▸ **Exercise**: What follows is a set of entries. Repeat them exactly, but not their pictures.

-*-*-

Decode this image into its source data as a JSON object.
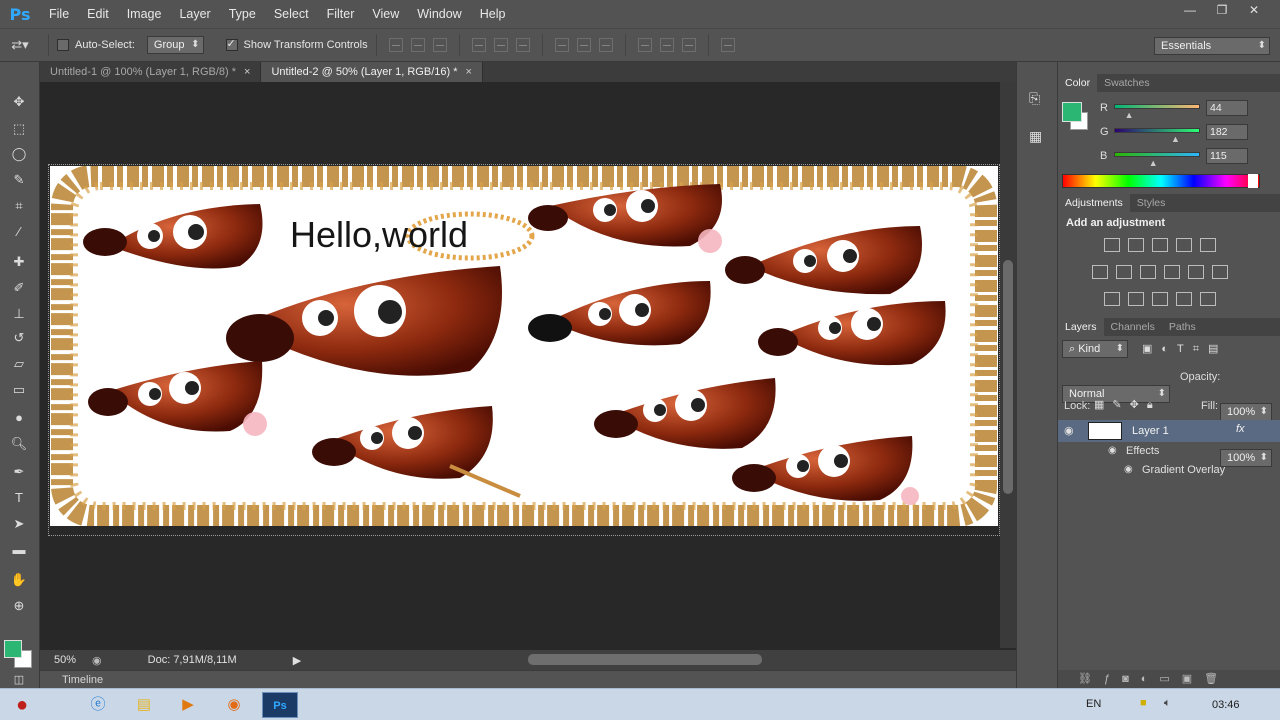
{
  "app": {
    "logo": "Ps"
  },
  "menu": [
    "File",
    "Edit",
    "Image",
    "Layer",
    "Type",
    "Select",
    "Filter",
    "View",
    "Window",
    "Help"
  ],
  "window_controls": {
    "minimize": "—",
    "restore": "❐",
    "close": "✕"
  },
  "options": {
    "auto_select_label": "Auto-Select:",
    "auto_select_checked": false,
    "group_value": "Group",
    "show_transform_label": "Show Transform Controls",
    "show_transform_checked": true,
    "workspace": "Essentials"
  },
  "tabs": [
    {
      "label": "Untitled-1 @ 100% (Layer 1, RGB/8) *",
      "active": false,
      "close": "×"
    },
    {
      "label": "Untitled-2 @ 50% (Layer 1, RGB/16) *",
      "active": true,
      "close": "×"
    }
  ],
  "canvas": {
    "text": "Hello,world"
  },
  "status": {
    "zoom": "50%",
    "doc": "Doc: 7,91M/8,11M"
  },
  "timeline_label": "Timeline",
  "color_panel": {
    "tabs": [
      "Color",
      "Swatches"
    ],
    "channels": [
      {
        "label": "R",
        "value": "44",
        "fraction": 0.17
      },
      {
        "label": "G",
        "value": "182",
        "fraction": 0.71
      },
      {
        "label": "B",
        "value": "115",
        "fraction": 0.45
      }
    ],
    "foreground": "#2cb673"
  },
  "adjustments_panel": {
    "tabs": [
      "Adjustments",
      "Styles"
    ],
    "title": "Add an adjustment"
  },
  "layers_panel": {
    "tabs": [
      "Layers",
      "Channels",
      "Paths"
    ],
    "kind": "Kind",
    "blend_mode": "Normal",
    "opacity_label": "Opacity:",
    "opacity": "100%",
    "lock_label": "Lock:",
    "fill_label": "Fill:",
    "fill": "100%",
    "layer": {
      "name": "Layer 1",
      "fx": "fx",
      "effects": "Effects",
      "effect_item": "Gradient Overlay"
    }
  },
  "taskbar": {
    "lang": "EN",
    "time": "03:46"
  }
}
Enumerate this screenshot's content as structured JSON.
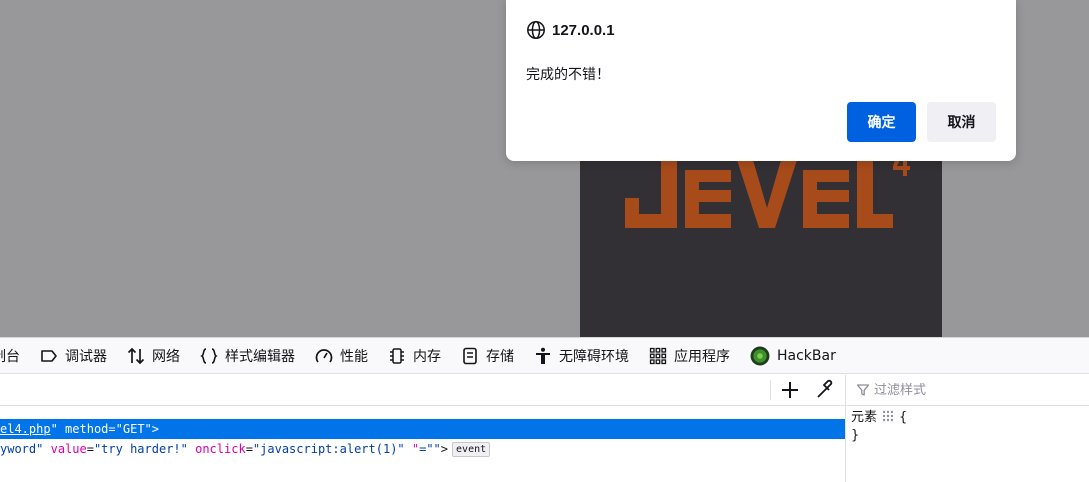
{
  "dialog": {
    "origin": "127.0.0.1",
    "message": "完成的不错！",
    "ok_label": "确定",
    "cancel_label": "取消"
  },
  "page": {
    "logo_icon": "level-4-logo",
    "colors": {
      "dim_bg": "#98989a",
      "image_bg": "#323034",
      "logo": "#a84b1b"
    }
  },
  "devtools": {
    "tabs": [
      {
        "label": "控制台",
        "icon": "console-icon"
      },
      {
        "label": "调试器",
        "icon": "debugger-icon"
      },
      {
        "label": "网络",
        "icon": "network-icon"
      },
      {
        "label": "样式编辑器",
        "icon": "style-editor-icon"
      },
      {
        "label": "性能",
        "icon": "performance-icon"
      },
      {
        "label": "内存",
        "icon": "memory-icon"
      },
      {
        "label": "存储",
        "icon": "storage-icon"
      },
      {
        "label": "无障碍环境",
        "icon": "accessibility-icon"
      },
      {
        "label": "应用程序",
        "icon": "application-icon"
      },
      {
        "label": "HackBar",
        "icon": "hackbar-icon"
      }
    ],
    "markup": {
      "form_line": {
        "action_partial": "el4.php",
        "quote_close": "\"",
        "method_attr": "method",
        "method_val": "\"GET\"",
        "tail": ">"
      },
      "input_line": {
        "name_val_partial": "yword\"",
        "value_attr": "value",
        "value_val": "\"try harder!\"",
        "onclick_attr": "onclick",
        "onclick_val": "\"javascript:alert(1)\"",
        "extra_attr": "\"",
        "extra_val": "=\"\"",
        "tail": ">",
        "event_badge": "event"
      }
    },
    "rules": {
      "filter_placeholder": "过滤样式",
      "selector": "元素",
      "open_brace": "{",
      "close_brace": "}"
    },
    "accent": "#0074e8"
  }
}
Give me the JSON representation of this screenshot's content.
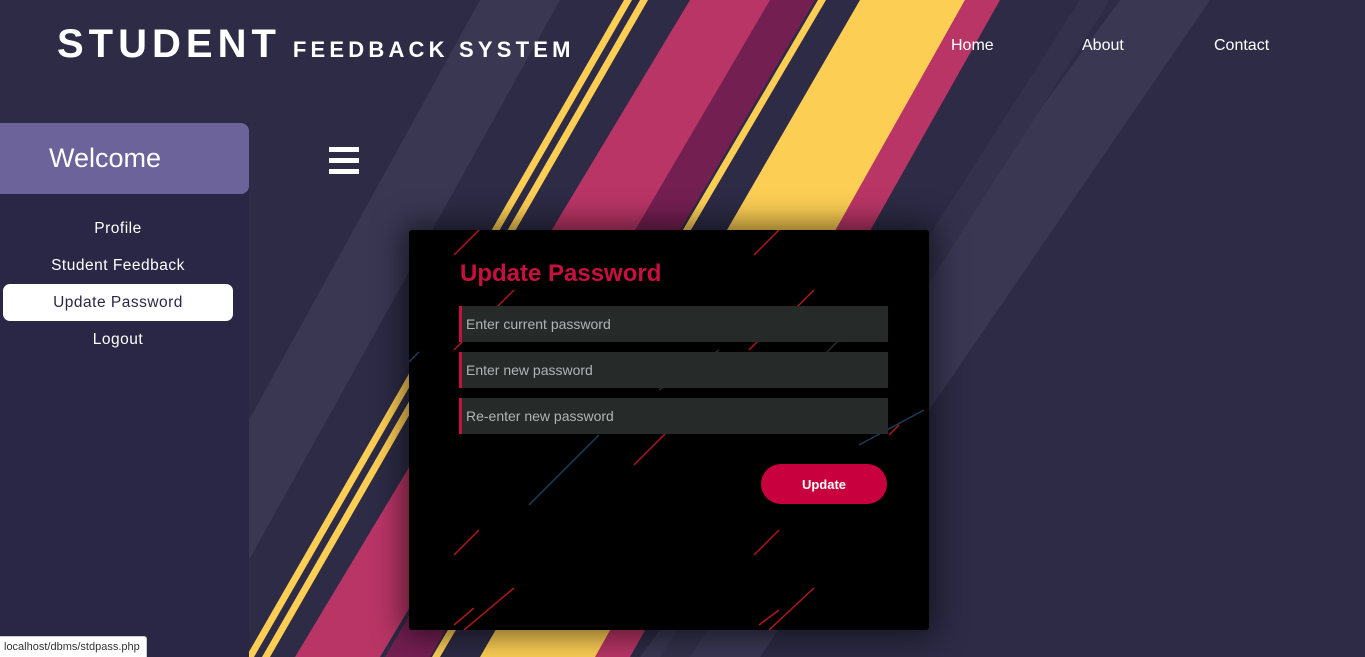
{
  "header": {
    "brand_main": "STUDENT",
    "brand_sub": "FEEDBACK SYSTEM",
    "nav": [
      {
        "label": "Home"
      },
      {
        "label": "About"
      },
      {
        "label": "Contact"
      }
    ]
  },
  "sidebar": {
    "welcome": "Welcome",
    "items": [
      {
        "label": "Profile"
      },
      {
        "label": "Student Feedback"
      },
      {
        "label": "Update Password",
        "active": true
      },
      {
        "label": "Logout"
      }
    ]
  },
  "form": {
    "title": "Update Password",
    "current_placeholder": "Enter current password",
    "new_placeholder": "Enter new password",
    "reenter_placeholder": "Re-enter new password",
    "submit_label": "Update"
  },
  "status_bar": {
    "url": "localhost/dbms/stdpass.php"
  },
  "colors": {
    "background": "#2d2b45",
    "sidebar": "#2a2645",
    "welcome_panel": "#6b6399",
    "accent_red": "#c8003d",
    "stripe_pink": "#b93566",
    "stripe_yellow": "#fdce54",
    "stripe_purple": "#741f52"
  },
  "icons": {
    "menu": "hamburger-icon"
  }
}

-*-*-

▸ **Answer to the task**:
Decode this image into its source data as a JSON object.
{
  "app": {
    "logo": "Ps"
  },
  "menu": [
    "File",
    "Edit",
    "Image",
    "Layer",
    "Type",
    "Select",
    "Filter",
    "View",
    "Window",
    "Help"
  ],
  "window_controls": {
    "minimize": "—",
    "restore": "❐",
    "close": "✕"
  },
  "options": {
    "auto_select_label": "Auto-Select:",
    "auto_select_checked": false,
    "group_value": "Group",
    "show_transform_label": "Show Transform Controls",
    "show_transform_checked": true,
    "workspace": "Essentials"
  },
  "tabs": [
    {
      "label": "Untitled-1 @ 100% (Layer 1, RGB/8) *",
      "active": false,
      "close": "×"
    },
    {
      "label": "Untitled-2 @ 50% (Layer 1, RGB/16) *",
      "active": true,
      "close": "×"
    }
  ],
  "canvas": {
    "text": "Hello,world"
  },
  "status": {
    "zoom": "50%",
    "doc": "Doc: 7,91M/8,11M"
  },
  "timeline_label": "Timeline",
  "color_panel": {
    "tabs": [
      "Color",
      "Swatches"
    ],
    "channels": [
      {
        "label": "R",
        "value": "44",
        "fraction": 0.17
      },
      {
        "label": "G",
        "value": "182",
        "fraction": 0.71
      },
      {
        "label": "B",
        "value": "115",
        "fraction": 0.45
      }
    ],
    "foreground": "#2cb673"
  },
  "adjustments_panel": {
    "tabs": [
      "Adjustments",
      "Styles"
    ],
    "title": "Add an adjustment"
  },
  "layers_panel": {
    "tabs": [
      "Layers",
      "Channels",
      "Paths"
    ],
    "kind": "Kind",
    "blend_mode": "Normal",
    "opacity_label": "Opacity:",
    "opacity": "100%",
    "lock_label": "Lock:",
    "fill_label": "Fill:",
    "fill": "100%",
    "layer": {
      "name": "Layer 1",
      "fx": "fx",
      "effects": "Effects",
      "effect_item": "Gradient Overlay"
    }
  },
  "taskbar": {
    "lang": "EN",
    "time": "03:46"
  }
}
Enumerate this screenshot's content as structured JSON.
{
  "dialog": {
    "origin": "127.0.0.1",
    "message": "完成的不错！",
    "ok_label": "确定",
    "cancel_label": "取消"
  },
  "page": {
    "logo_icon": "level-4-logo",
    "colors": {
      "dim_bg": "#98989a",
      "image_bg": "#323034",
      "logo": "#a84b1b"
    }
  },
  "devtools": {
    "tabs": [
      {
        "label": "控制台",
        "icon": "console-icon"
      },
      {
        "label": "调试器",
        "icon": "debugger-icon"
      },
      {
        "label": "网络",
        "icon": "network-icon"
      },
      {
        "label": "样式编辑器",
        "icon": "style-editor-icon"
      },
      {
        "label": "性能",
        "icon": "performance-icon"
      },
      {
        "label": "内存",
        "icon": "memory-icon"
      },
      {
        "label": "存储",
        "icon": "storage-icon"
      },
      {
        "label": "无障碍环境",
        "icon": "accessibility-icon"
      },
      {
        "label": "应用程序",
        "icon": "application-icon"
      },
      {
        "label": "HackBar",
        "icon": "hackbar-icon"
      }
    ],
    "markup": {
      "form_line": {
        "action_partial": "el4.php",
        "quote_close": "\"",
        "method_attr": "method",
        "method_val": "\"GET\"",
        "tail": ">"
      },
      "input_line": {
        "name_val_partial": "yword\"",
        "value_attr": "value",
        "value_val": "\"try harder!\"",
        "onclick_attr": "onclick",
        "onclick_val": "\"javascript:alert(1)\"",
        "extra_attr": "\"",
        "extra_val": "=\"\"",
        "tail": ">",
        "event_badge": "event"
      }
    },
    "rules": {
      "filter_placeholder": "过滤样式",
      "selector": "元素",
      "open_brace": "{",
      "close_brace": "}"
    },
    "accent": "#0074e8"
  }
}
Give me the JSON representation of this screenshot's content.
{
  "header": {
    "brand_main": "STUDENT",
    "brand_sub": "FEEDBACK SYSTEM",
    "nav": [
      {
        "label": "Home"
      },
      {
        "label": "About"
      },
      {
        "label": "Contact"
      }
    ]
  },
  "sidebar": {
    "welcome": "Welcome",
    "items": [
      {
        "label": "Profile"
      },
      {
        "label": "Student Feedback"
      },
      {
        "label": "Update Password",
        "active": true
      },
      {
        "label": "Logout"
      }
    ]
  },
  "form": {
    "title": "Update Password",
    "current_placeholder": "Enter current password",
    "new_placeholder": "Enter new password",
    "reenter_placeholder": "Re-enter new password",
    "submit_label": "Update"
  },
  "status_bar": {
    "url": "localhost/dbms/stdpass.php"
  },
  "colors": {
    "background": "#2d2b45",
    "sidebar": "#2a2645",
    "welcome_panel": "#6b6399",
    "accent_red": "#c8003d",
    "stripe_pink": "#b93566",
    "stripe_yellow": "#fdce54",
    "stripe_purple": "#741f52"
  },
  "icons": {
    "menu": "hamburger-icon"
  }
}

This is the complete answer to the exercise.